=== DATASET EXCERPTS ===

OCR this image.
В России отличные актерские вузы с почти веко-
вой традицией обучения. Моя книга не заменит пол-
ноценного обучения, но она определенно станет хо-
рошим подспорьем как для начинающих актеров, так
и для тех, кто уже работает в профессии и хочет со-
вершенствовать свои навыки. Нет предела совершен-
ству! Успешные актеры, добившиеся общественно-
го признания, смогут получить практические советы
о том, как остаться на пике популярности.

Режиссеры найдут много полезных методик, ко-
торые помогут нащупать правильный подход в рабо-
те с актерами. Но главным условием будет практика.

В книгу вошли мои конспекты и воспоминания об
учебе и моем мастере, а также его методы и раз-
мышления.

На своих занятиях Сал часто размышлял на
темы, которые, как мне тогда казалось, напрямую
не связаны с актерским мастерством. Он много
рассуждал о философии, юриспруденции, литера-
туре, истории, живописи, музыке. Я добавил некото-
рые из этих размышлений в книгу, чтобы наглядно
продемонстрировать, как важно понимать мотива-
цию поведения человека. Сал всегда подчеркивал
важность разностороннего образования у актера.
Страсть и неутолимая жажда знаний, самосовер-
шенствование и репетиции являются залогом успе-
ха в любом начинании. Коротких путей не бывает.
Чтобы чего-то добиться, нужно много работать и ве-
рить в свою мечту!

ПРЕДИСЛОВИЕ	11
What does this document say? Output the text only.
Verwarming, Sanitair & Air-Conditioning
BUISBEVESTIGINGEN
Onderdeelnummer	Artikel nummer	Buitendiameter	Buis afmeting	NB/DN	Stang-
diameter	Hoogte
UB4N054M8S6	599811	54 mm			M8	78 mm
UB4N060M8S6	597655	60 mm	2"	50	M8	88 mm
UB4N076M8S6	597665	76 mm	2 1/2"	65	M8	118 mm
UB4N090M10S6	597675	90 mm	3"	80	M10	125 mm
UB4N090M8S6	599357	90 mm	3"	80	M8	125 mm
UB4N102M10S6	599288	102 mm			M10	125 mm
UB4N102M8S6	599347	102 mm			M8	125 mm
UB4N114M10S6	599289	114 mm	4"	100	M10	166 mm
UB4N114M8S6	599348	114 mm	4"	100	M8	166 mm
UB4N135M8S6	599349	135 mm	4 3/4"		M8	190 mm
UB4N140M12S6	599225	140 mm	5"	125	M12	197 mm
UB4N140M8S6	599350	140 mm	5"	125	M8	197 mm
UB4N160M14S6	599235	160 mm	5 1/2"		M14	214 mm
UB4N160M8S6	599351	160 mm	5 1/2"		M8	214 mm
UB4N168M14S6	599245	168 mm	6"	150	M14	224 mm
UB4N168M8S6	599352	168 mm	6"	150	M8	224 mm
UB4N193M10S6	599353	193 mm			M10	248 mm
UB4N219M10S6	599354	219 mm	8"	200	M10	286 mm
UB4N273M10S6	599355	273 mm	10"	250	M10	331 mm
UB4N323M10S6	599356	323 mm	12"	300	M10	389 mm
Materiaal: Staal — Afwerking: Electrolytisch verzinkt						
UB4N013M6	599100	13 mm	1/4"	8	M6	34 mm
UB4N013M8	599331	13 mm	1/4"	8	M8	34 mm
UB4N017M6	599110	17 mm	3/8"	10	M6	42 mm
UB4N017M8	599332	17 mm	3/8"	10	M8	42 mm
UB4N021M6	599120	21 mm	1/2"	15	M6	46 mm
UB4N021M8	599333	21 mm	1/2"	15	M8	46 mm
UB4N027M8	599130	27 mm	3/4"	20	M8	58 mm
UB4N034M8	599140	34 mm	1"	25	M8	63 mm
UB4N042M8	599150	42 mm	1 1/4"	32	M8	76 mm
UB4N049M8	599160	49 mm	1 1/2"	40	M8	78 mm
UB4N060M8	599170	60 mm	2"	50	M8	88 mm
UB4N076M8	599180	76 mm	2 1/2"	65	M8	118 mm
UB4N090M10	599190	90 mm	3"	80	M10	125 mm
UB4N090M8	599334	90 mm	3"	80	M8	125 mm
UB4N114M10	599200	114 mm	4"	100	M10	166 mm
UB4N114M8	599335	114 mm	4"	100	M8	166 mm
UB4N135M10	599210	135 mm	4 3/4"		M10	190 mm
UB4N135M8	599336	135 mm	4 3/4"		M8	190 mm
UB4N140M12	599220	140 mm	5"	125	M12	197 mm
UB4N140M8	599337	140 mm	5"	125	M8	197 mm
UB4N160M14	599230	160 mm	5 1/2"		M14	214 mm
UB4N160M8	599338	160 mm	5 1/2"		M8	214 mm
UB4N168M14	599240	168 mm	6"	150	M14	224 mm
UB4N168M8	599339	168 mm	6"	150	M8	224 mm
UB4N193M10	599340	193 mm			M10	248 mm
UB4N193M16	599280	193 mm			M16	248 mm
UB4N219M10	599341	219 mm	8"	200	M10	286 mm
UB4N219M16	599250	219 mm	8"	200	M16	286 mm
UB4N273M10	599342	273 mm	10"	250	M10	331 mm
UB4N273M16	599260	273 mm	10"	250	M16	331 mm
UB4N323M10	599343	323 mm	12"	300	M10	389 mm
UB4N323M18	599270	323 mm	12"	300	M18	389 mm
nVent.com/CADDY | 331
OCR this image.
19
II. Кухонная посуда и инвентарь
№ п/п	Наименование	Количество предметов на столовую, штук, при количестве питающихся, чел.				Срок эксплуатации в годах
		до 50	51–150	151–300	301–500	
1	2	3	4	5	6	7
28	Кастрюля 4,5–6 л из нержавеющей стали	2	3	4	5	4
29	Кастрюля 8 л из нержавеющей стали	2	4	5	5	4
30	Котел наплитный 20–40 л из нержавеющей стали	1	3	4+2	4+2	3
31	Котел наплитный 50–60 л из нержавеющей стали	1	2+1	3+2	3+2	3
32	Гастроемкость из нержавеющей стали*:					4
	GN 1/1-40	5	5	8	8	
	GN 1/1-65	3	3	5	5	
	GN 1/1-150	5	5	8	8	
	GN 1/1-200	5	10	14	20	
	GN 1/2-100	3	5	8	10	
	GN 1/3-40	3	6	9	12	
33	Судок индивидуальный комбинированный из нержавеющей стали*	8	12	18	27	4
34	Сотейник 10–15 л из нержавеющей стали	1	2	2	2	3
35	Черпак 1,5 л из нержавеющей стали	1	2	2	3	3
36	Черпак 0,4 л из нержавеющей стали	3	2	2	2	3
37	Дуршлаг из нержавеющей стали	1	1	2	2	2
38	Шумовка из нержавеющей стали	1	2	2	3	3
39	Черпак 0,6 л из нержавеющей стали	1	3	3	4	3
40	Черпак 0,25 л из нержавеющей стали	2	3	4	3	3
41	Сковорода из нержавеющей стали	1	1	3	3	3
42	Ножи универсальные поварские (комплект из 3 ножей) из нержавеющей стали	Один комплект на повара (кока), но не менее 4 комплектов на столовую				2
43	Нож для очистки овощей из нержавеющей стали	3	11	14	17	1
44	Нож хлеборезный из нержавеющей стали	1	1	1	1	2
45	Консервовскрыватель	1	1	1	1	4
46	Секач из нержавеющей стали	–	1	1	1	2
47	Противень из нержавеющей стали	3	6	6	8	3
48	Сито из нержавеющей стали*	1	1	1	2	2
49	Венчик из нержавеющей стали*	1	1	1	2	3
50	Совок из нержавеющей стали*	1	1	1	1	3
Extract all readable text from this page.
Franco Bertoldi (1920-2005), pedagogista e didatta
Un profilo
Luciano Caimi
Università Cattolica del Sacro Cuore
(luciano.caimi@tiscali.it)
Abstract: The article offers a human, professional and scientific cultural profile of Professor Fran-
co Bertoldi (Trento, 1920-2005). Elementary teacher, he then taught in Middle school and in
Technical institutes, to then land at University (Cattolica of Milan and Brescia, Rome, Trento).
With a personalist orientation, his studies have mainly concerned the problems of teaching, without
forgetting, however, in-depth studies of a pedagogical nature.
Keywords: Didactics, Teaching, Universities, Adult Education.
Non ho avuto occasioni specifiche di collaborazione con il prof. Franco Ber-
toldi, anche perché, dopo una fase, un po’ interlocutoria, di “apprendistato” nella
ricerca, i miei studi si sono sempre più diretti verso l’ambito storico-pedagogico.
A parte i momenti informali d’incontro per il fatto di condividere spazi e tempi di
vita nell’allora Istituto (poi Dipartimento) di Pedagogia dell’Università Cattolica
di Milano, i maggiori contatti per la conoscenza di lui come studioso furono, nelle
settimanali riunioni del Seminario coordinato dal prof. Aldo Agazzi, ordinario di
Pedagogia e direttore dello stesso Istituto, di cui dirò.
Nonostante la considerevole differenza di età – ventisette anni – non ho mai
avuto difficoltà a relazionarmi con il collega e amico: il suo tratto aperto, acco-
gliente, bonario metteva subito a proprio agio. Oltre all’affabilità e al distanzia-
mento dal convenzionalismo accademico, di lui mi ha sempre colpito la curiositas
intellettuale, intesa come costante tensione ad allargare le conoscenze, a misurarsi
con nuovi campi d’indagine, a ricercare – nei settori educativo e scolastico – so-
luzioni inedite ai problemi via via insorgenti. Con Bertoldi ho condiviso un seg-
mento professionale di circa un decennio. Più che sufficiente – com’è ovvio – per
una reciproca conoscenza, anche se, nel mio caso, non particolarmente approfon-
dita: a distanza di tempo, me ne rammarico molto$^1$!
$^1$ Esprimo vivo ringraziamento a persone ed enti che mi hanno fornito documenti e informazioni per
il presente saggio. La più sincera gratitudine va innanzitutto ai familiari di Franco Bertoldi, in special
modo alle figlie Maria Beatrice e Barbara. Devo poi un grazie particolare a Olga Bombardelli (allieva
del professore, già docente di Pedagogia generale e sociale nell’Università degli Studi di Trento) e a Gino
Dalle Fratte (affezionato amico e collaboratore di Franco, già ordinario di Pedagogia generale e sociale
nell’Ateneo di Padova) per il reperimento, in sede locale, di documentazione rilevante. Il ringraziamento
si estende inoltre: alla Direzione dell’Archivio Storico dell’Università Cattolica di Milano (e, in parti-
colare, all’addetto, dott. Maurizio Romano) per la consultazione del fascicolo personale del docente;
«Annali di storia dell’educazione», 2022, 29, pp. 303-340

===

**STATED PROBLEM:**
Count the lines in the material above where the string "Trento" appears, then state only that count.

**IN RESPONSE:**
3